Stored entries
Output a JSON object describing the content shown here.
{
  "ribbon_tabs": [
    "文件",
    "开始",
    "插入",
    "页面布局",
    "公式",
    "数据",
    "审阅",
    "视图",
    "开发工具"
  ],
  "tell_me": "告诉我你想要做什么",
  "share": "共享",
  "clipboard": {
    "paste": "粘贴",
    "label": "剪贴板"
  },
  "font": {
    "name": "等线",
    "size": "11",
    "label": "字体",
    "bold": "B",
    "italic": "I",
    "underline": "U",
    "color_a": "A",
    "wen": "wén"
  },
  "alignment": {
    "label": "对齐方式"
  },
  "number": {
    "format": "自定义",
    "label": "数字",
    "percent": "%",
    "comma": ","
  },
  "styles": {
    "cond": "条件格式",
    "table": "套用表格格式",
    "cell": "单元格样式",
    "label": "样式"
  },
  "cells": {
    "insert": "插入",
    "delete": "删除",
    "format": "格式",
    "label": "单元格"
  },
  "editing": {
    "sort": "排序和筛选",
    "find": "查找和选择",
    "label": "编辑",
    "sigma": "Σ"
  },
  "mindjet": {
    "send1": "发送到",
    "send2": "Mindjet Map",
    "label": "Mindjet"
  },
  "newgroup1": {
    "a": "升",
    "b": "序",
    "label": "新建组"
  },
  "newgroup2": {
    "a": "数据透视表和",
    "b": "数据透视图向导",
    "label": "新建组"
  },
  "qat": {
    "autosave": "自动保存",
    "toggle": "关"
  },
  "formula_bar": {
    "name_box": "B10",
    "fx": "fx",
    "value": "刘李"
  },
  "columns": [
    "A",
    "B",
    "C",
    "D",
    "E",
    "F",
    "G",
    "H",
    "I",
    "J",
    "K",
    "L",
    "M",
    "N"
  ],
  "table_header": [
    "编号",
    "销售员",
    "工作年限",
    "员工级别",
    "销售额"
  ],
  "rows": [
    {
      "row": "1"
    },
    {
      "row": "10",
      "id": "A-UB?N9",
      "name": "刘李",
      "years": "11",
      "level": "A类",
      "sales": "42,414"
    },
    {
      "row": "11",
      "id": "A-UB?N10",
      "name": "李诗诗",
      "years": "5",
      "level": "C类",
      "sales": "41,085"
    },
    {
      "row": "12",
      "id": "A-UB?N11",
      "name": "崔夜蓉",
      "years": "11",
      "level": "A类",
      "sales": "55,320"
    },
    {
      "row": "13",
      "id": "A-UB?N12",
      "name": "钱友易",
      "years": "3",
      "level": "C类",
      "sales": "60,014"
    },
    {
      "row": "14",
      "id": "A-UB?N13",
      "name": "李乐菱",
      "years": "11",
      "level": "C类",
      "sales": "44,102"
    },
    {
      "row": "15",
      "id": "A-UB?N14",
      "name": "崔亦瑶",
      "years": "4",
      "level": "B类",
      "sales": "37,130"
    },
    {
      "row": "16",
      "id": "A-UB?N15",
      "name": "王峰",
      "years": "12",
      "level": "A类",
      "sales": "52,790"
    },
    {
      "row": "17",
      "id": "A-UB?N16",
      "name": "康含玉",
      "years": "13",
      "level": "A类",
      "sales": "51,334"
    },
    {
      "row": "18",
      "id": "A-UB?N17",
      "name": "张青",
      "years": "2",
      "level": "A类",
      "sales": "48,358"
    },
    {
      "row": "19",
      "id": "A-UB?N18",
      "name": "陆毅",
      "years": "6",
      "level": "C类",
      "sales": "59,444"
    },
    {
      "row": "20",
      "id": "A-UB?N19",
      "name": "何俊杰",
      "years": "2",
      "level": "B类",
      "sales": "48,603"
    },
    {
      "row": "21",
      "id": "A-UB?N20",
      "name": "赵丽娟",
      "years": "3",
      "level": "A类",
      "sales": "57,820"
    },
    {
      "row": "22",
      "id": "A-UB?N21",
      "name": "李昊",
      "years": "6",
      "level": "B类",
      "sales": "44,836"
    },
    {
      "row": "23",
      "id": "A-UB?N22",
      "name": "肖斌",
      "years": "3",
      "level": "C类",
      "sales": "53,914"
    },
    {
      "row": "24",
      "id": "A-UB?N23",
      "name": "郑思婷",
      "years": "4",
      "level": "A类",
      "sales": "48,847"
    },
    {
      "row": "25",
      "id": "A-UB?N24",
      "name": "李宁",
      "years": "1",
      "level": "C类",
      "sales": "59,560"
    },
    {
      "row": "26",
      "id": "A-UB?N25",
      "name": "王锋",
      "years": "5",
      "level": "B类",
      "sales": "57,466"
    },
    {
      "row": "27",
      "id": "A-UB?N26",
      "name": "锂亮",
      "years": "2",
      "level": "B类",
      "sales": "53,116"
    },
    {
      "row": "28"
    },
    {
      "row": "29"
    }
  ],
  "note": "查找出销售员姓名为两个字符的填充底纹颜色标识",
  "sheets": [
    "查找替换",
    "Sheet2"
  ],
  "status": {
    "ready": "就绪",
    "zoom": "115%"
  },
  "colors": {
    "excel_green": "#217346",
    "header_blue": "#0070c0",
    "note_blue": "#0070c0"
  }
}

DIRECTIONS FOR THIS TASK:
Copy out each record, keeping every word as it is.

THE REPLY:
Output a JSON object describing the content shown here.
{
  "ribbon_tabs": [
    "文件",
    "开始",
    "插入",
    "页面布局",
    "公式",
    "数据",
    "审阅",
    "视图",
    "开发工具"
  ],
  "tell_me": "告诉我你想要做什么",
  "share": "共享",
  "clipboard": {
    "paste": "粘贴",
    "label": "剪贴板"
  },
  "font": {
    "name": "等线",
    "size": "11",
    "label": "字体",
    "bold": "B",
    "italic": "I",
    "underline": "U",
    "color_a": "A",
    "wen": "wén"
  },
  "alignment": {
    "label": "对齐方式"
  },
  "number": {
    "format": "自定义",
    "label": "数字",
    "percent": "%",
    "comma": ","
  },
  "styles": {
    "cond": "条件格式",
    "table": "套用表格格式",
    "cell": "单元格样式",
    "label": "样式"
  },
  "cells": {
    "insert": "插入",
    "delete": "删除",
    "format": "格式",
    "label": "单元格"
  },
  "editing": {
    "sort": "排序和筛选",
    "find": "查找和选择",
    "label": "编辑",
    "sigma": "Σ"
  },
  "mindjet": {
    "send1": "发送到",
    "send2": "Mindjet Map",
    "label": "Mindjet"
  },
  "newgroup1": {
    "a": "升",
    "b": "序",
    "label": "新建组"
  },
  "newgroup2": {
    "a": "数据透视表和",
    "b": "数据透视图向导",
    "label": "新建组"
  },
  "qat": {
    "autosave": "自动保存",
    "toggle": "关"
  },
  "formula_bar": {
    "name_box": "B10",
    "fx": "fx",
    "value": "刘李"
  },
  "columns": [
    "A",
    "B",
    "C",
    "D",
    "E",
    "F",
    "G",
    "H",
    "I",
    "J",
    "K",
    "L",
    "M",
    "N"
  ],
  "table_header": [
    "编号",
    "销售员",
    "工作年限",
    "员工级别",
    "销售额"
  ],
  "rows": [
    {
      "row": "1"
    },
    {
      "row": "10",
      "id": "A-UB?N9",
      "name": "刘李",
      "years": "11",
      "level": "A类",
      "sales": "42,414"
    },
    {
      "row": "11",
      "id": "A-UB?N10",
      "name": "李诗诗",
      "years": "5",
      "level": "C类",
      "sales": "41,085"
    },
    {
      "row": "12",
      "id": "A-UB?N11",
      "name": "崔夜蓉",
      "years": "11",
      "level": "A类",
      "sales": "55,320"
    },
    {
      "row": "13",
      "id": "A-UB?N12",
      "name": "钱友易",
      "years": "3",
      "level": "C类",
      "sales": "60,014"
    },
    {
      "row": "14",
      "id": "A-UB?N13",
      "name": "李乐菱",
      "years": "11",
      "level": "C类",
      "sales": "44,102"
    },
    {
      "row": "15",
      "id": "A-UB?N14",
      "name": "崔亦瑶",
      "years": "4",
      "level": "B类",
      "sales": "37,130"
    },
    {
      "row": "16",
      "id": "A-UB?N15",
      "name": "王峰",
      "years": "12",
      "level": "A类",
      "sales": "52,790"
    },
    {
      "row": "17",
      "id": "A-UB?N16",
      "name": "康含玉",
      "years": "13",
      "level": "A类",
      "sales": "51,334"
    },
    {
      "row": "18",
      "id": "A-UB?N17",
      "name": "张青",
      "years": "2",
      "level": "A类",
      "sales": "48,358"
    },
    {
      "row": "19",
      "id": "A-UB?N18",
      "name": "陆毅",
      "years": "6",
      "level": "C类",
      "sales": "59,444"
    },
    {
      "row": "20",
      "id": "A-UB?N19",
      "name": "何俊杰",
      "years": "2",
      "level": "B类",
      "sales": "48,603"
    },
    {
      "row": "21",
      "id": "A-UB?N20",
      "name": "赵丽娟",
      "years": "3",
      "level": "A类",
      "sales": "57,820"
    },
    {
      "row": "22",
      "id": "A-UB?N21",
      "name": "李昊",
      "years": "6",
      "level": "B类",
      "sales": "44,836"
    },
    {
      "row": "23",
      "id": "A-UB?N22",
      "name": "肖斌",
      "years": "3",
      "level": "C类",
      "sales": "53,914"
    },
    {
      "row": "24",
      "id": "A-UB?N23",
      "name": "郑思婷",
      "years": "4",
      "level": "A类",
      "sales": "48,847"
    },
    {
      "row": "25",
      "id": "A-UB?N24",
      "name": "李宁",
      "years": "1",
      "level": "C类",
      "sales": "59,560"
    },
    {
      "row": "26",
      "id": "A-UB?N25",
      "name": "王锋",
      "years": "5",
      "level": "B类",
      "sales": "57,466"
    },
    {
      "row": "27",
      "id": "A-UB?N26",
      "name": "锂亮",
      "years": "2",
      "level": "B类",
      "sales": "53,116"
    },
    {
      "row": "28"
    },
    {
      "row": "29"
    }
  ],
  "note": "查找出销售员姓名为两个字符的填充底纹颜色标识",
  "sheets": [
    "查找替换",
    "Sheet2"
  ],
  "status": {
    "ready": "就绪",
    "zoom": "115%"
  },
  "colors": {
    "excel_green": "#217346",
    "header_blue": "#0070c0",
    "note_blue": "#0070c0"
  }
}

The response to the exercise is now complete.